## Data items
++++++++++++++++++++

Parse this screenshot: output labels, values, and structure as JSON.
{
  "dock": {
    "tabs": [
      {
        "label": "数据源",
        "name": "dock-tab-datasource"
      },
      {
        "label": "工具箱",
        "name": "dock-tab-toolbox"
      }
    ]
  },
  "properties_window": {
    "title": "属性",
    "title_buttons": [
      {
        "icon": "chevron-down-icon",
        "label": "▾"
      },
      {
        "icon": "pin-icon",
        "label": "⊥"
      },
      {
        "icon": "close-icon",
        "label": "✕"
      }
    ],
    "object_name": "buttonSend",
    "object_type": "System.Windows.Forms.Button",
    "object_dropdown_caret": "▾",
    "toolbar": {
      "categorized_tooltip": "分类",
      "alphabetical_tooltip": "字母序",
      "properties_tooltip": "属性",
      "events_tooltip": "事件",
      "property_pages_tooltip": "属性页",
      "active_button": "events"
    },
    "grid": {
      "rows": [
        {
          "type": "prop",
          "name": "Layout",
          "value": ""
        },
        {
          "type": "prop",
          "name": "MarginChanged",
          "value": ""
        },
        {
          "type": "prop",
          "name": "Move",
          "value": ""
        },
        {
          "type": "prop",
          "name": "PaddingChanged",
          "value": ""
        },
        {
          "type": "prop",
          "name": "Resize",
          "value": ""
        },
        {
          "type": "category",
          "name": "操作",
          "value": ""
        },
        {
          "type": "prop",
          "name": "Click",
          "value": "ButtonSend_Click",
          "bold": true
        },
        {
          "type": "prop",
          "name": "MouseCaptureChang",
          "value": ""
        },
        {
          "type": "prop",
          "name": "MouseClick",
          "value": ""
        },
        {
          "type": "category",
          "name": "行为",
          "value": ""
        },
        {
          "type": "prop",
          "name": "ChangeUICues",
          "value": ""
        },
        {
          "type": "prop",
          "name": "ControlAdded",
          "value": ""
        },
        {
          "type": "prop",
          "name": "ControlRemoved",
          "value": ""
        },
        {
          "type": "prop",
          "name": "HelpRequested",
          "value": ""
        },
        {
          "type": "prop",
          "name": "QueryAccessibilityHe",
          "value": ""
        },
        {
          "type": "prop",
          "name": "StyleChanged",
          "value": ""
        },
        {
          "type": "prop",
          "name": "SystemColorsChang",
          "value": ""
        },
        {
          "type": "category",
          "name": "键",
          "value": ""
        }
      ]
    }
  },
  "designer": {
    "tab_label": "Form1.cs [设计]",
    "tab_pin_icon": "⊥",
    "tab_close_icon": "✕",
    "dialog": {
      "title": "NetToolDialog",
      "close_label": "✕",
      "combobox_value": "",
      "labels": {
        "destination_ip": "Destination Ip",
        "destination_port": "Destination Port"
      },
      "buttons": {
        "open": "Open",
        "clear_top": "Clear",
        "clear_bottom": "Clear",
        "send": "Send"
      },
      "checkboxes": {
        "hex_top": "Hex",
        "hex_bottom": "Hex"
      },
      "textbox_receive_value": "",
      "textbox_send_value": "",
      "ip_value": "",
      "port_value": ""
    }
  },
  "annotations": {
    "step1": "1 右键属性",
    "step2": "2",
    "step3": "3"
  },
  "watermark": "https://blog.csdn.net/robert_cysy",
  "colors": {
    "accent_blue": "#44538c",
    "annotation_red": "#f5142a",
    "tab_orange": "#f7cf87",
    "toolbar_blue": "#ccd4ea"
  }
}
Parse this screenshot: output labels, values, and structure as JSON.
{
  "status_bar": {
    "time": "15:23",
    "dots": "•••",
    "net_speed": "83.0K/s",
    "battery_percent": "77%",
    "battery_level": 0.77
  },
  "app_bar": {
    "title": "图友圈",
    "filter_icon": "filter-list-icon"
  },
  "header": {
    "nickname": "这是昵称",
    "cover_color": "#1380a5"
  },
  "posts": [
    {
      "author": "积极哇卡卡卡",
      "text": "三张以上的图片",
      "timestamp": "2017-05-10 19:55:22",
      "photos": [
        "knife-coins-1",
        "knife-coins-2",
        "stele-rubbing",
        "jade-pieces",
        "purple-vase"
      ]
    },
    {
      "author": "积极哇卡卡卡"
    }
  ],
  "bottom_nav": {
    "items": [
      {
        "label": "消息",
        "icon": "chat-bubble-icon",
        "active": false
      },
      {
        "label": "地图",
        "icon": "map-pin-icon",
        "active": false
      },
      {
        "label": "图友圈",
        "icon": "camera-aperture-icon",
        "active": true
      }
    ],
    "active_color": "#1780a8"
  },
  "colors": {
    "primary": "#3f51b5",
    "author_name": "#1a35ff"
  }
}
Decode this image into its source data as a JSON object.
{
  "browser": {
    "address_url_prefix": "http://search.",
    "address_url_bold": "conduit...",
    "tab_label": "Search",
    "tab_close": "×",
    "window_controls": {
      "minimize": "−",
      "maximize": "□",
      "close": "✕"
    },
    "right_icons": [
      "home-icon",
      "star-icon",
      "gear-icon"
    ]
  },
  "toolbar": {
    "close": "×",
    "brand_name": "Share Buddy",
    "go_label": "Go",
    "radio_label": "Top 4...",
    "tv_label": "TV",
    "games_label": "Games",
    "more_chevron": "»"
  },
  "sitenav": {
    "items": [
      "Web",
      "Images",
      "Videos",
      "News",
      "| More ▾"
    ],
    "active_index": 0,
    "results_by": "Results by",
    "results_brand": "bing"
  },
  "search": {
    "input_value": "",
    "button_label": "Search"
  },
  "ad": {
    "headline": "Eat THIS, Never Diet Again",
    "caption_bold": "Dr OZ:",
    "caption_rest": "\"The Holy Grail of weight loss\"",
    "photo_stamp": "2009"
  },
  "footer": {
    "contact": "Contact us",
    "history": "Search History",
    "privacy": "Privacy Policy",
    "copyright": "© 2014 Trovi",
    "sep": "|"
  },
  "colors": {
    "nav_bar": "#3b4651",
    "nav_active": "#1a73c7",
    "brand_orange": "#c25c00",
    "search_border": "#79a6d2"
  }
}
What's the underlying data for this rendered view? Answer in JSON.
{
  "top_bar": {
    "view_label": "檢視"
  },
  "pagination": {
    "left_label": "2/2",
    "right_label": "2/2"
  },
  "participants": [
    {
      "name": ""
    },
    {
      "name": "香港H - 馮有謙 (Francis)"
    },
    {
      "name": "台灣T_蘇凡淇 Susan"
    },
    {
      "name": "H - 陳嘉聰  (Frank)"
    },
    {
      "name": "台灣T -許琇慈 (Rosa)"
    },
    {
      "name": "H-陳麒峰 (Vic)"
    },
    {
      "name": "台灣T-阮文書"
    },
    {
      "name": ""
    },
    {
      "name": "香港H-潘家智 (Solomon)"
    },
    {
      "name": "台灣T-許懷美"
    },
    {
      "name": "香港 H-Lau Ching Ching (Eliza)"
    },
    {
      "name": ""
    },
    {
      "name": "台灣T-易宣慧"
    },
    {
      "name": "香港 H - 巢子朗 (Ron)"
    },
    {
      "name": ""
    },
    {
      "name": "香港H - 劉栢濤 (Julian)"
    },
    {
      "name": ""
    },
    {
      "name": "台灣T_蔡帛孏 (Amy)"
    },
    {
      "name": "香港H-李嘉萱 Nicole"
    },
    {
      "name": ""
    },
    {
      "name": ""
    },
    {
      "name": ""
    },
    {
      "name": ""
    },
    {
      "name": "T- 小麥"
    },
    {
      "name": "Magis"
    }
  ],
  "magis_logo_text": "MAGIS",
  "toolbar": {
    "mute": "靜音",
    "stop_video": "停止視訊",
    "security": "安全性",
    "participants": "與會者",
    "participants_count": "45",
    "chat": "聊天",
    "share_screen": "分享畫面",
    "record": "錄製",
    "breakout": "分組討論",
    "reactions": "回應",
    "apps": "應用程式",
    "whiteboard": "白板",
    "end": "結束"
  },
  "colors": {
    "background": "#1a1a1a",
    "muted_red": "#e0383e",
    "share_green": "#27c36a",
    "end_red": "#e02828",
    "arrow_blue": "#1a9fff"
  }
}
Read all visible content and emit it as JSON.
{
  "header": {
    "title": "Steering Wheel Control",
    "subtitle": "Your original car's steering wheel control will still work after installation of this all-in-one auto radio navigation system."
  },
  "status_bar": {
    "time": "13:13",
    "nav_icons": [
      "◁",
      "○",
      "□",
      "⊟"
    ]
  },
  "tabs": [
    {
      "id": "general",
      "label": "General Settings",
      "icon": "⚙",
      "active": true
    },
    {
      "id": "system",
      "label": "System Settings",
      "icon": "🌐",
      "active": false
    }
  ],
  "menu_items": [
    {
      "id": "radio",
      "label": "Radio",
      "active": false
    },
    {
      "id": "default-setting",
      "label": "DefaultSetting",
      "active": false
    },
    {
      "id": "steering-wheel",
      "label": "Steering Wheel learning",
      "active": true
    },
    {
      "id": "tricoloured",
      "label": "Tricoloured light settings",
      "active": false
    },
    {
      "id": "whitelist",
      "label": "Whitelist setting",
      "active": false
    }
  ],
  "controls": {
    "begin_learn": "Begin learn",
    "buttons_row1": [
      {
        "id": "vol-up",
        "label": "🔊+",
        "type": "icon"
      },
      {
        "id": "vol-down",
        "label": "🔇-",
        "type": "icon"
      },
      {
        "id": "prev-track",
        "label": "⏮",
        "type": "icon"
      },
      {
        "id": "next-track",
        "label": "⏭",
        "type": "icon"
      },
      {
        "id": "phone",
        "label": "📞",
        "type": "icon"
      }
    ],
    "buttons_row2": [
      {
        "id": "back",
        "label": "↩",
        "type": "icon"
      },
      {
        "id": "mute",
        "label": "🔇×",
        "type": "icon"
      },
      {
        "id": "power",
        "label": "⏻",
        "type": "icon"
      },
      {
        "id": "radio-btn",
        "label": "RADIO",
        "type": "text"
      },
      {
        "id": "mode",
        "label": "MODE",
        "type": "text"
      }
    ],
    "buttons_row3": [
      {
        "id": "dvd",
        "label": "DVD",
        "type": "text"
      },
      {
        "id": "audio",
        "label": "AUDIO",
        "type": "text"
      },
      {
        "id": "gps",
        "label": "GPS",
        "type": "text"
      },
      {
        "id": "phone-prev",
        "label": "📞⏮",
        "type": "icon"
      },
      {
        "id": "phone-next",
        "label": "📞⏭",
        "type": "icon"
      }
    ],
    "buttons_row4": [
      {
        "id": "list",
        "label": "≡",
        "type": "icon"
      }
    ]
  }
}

++++++++++++++++++++

## What the task requires
Pick out each line that holds the string "Destination".

## Output of the task
        "destination_ip": "Destination Ip",
        "destination_port": "Destination Port"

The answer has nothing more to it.